Your answer should be a single number: the count of lines containing "устройство".

Recorded data

◆ ◆ ◆ ◆

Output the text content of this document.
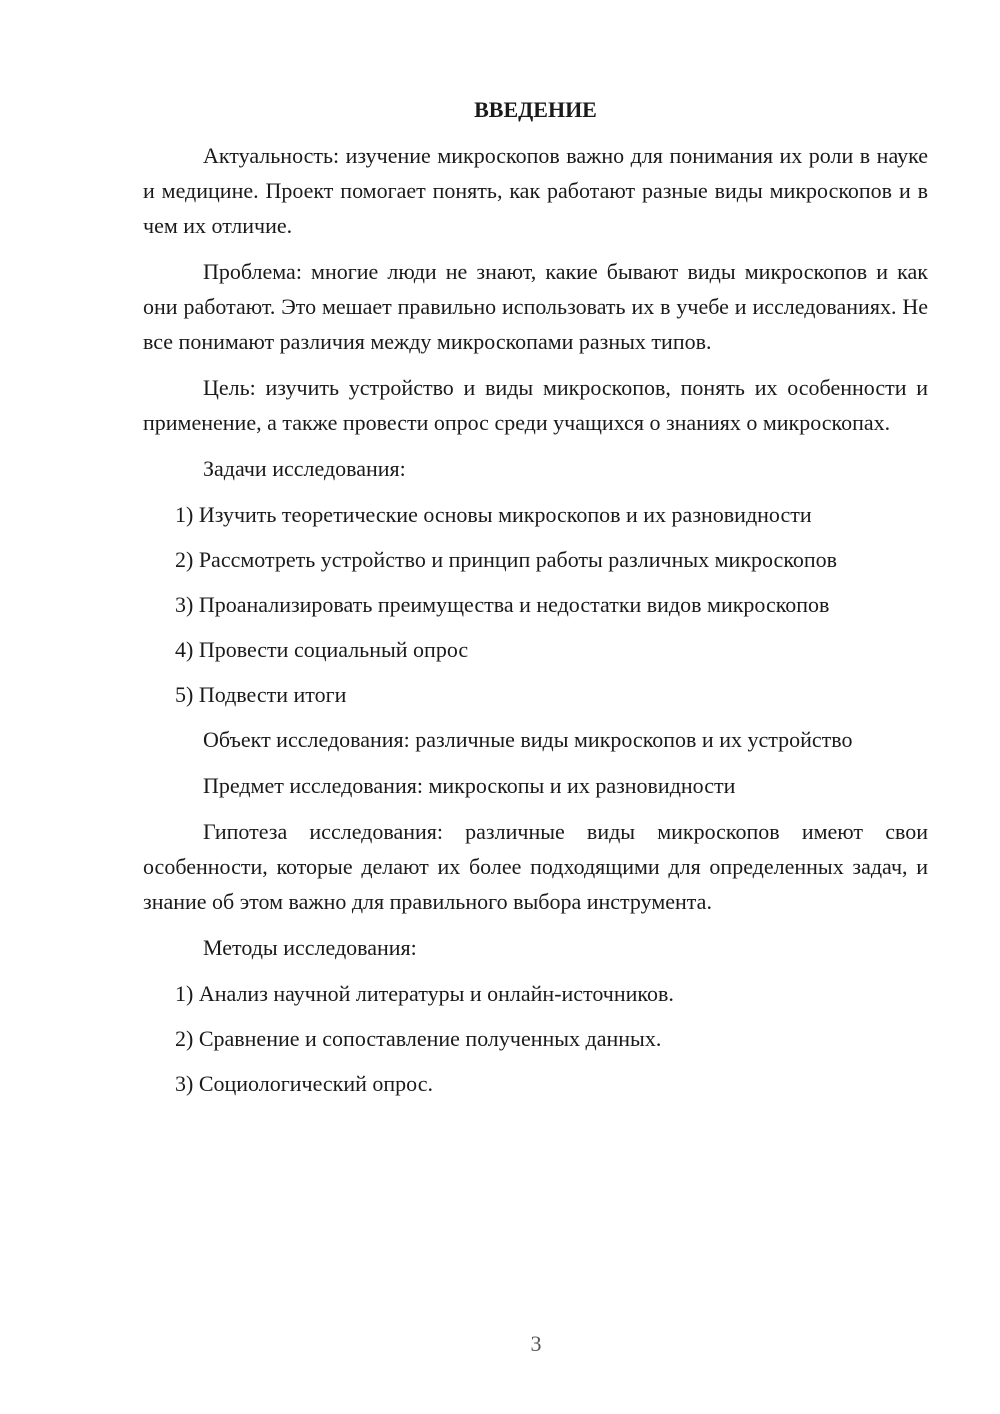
ВВЕДЕНИЕ

Актуальность: изучение микроскопов важно для понимания их роли в науке и медицине. Проект помогает понять, как работают разные виды микроскопов и в чем их отличие.

Проблема: многие люди не знают, какие бывают виды микроскопов и как они работают. Это мешает правильно использовать их в учебе и исследованиях. Не все понимают различия между микроскопами разных типов.

Цель: изучить устройство и виды микроскопов, понять их особенности и применение, а также провести опрос среди учащихся о знаниях о микроскопах.

Задачи исследования:

1) Изучить теоретические основы микроскопов и их разновидности
2) Рассмотреть устройство и принцип работы различных микроскопов
3) Проанализировать преимущества и недостатки видов микроскопов
4) Провести социальный опрос
5) Подвести итоги

Объект исследования: различные виды микроскопов и их устройство

Предмет исследования: микроскопы и их разновидности

Гипотеза исследования: различные виды микроскопов имеют свои особенности, которые делают их более подходящими для определенных задач, и знание об этом важно для правильного выбора инструмента.

Методы исследования:

1) Анализ научной литературы и онлайн-источников.
2) Сравнение и сопоставление полученных данных.
3) Социологический опрос.
3
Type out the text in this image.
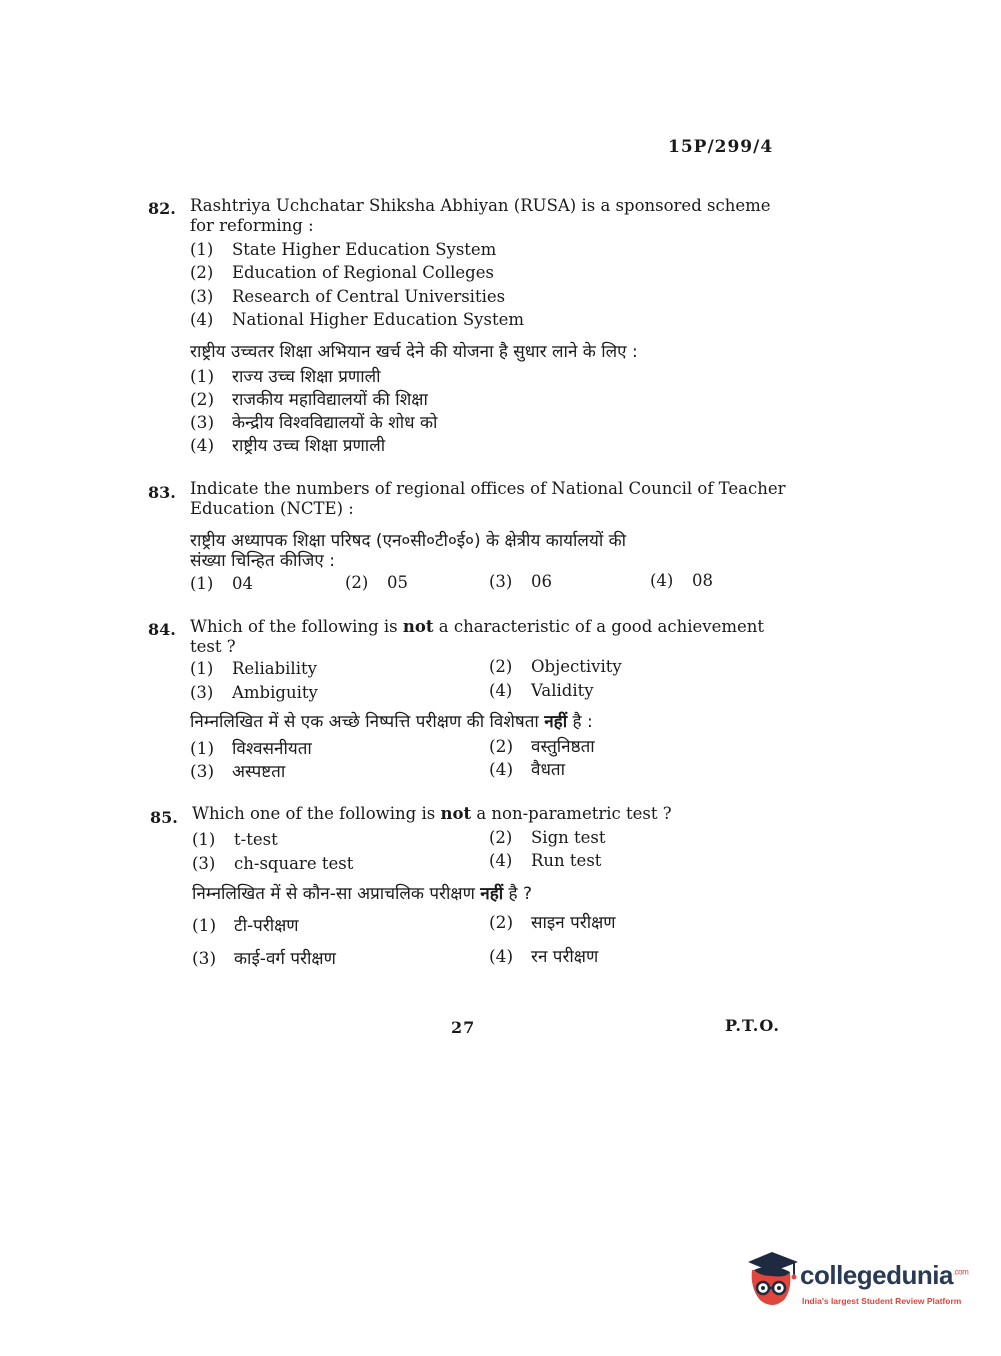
15P/299/4
82. Rashtriya Uchchatar Shiksha Abhiyan (RUSA) is a sponsored scheme
for reforming :
(1) State Higher Education System
(2) Education of Regional Colleges
(3) Research of Central Universities
(4) National Higher Education System
राष्ट्रीय उच्चतर शिक्षा अभियान खर्च देने की योजना है सुधार लाने के लिए :
(1) राज्य उच्च शिक्षा प्रणाली
(2) राजकीय महाविद्यालयों की शिक्षा
(3) केन्द्रीय विश्वविद्यालयों के शोध को
(4) राष्ट्रीय उच्च शिक्षा प्रणाली
83. Indicate the numbers of regional offices of National Council of Teacher
Education (NCTE) :
राष्ट्रीय अध्यापक शिक्षा परिषद (एन०सी०टी०ई०) के क्षेत्रीय कार्यालयों की
संख्या चिन्हित कीजिए :
(1) 04	(2) 05	(3) 06	(4) 08
84. Which of the following is not a characteristic of a good achievement
test ?
(1) Reliability	(2) Objectivity
(3) Ambiguity	(4) Validity
निम्नलिखित में से एक अच्छे निष्पत्ति परीक्षण की विशेषता नहीं है :
(1) विश्वसनीयता	(2) वस्तुनिष्ठता
(3) अस्पष्टता	(4) वैधता
85. Which one of the following is not a non-parametric test ?
(1) t-test	(2) Sign test
(3) ch-square test	(4) Run test
निम्नलिखित में से कौन-सा अप्राचलिक परीक्षण नहीं है ?
(1) टी-परीक्षण	(2) साइन परीक्षण
(3) काई-वर्ग परीक्षण	(4) रन परीक्षण
27	P.T.O.
collegedunia$^{.com}$
India's largest Student Review Platform
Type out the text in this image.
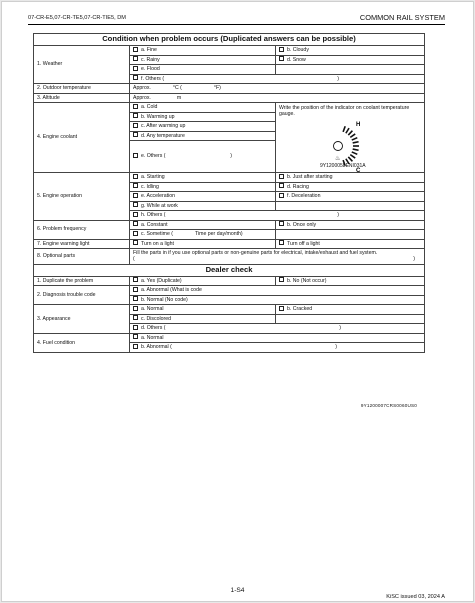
07-CR-E5,07-CR-TE5,07-CR-TIE5, DM	COMMON RAIL SYSTEM
Condition when problem occurs (Duplicated answers can be possible)		
1. Weather	a. Fine	b. Cloudy
	c. Rainy	d. Snow
	e. Flood	
	f. Others ( )	

2. Outdoor temperature	Approx. °C ( °F)	
3. Altitude	Approx. m	
4. Engine coolant	a. Cold	Write the position of the indicator on coolant temperature gauge.
H
C
♨
9Y1200058ENI031A

	b. Warming up	
	c. After warming up	
	d. Any temperature	
	e. Others ( )	

5. Engine operation	a. Starting	b. Just after starting
	c. Idling	d. Racing
	e. Acceleration	f. Deceleration
	g. While at work	
	h. Others ( )	

6. Problem frequency	a. Constant	b. Once only
	c. Sometime ( Time per day/month)	
7. Engine warning light	Turn on a light	Turn off a light
8. Optional parts	Fill the parts in if you use optional parts or non-genuine parts for electrical, intake/exhaust and fuel system.
( )	

Dealer check		
1. Duplicate the problem	a. Yes (Duplicate)	b. No (Not occur)
2. Diagnosis trouble code	a. Abnormal (What is code	
	b. Normal (No code)	
3. Appearance	a. Normal	b. Cracked
	c. Discolored	
	d. Others ( )	

4. Fuel condition	a. Normal	
	b. Abnormal ( )	
9Y1200007CRS0060US0
1-S4
KiSC issued 03, 2024 A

◆ ◆ ◆ ◆

◆ REPLY TO THE TASK
3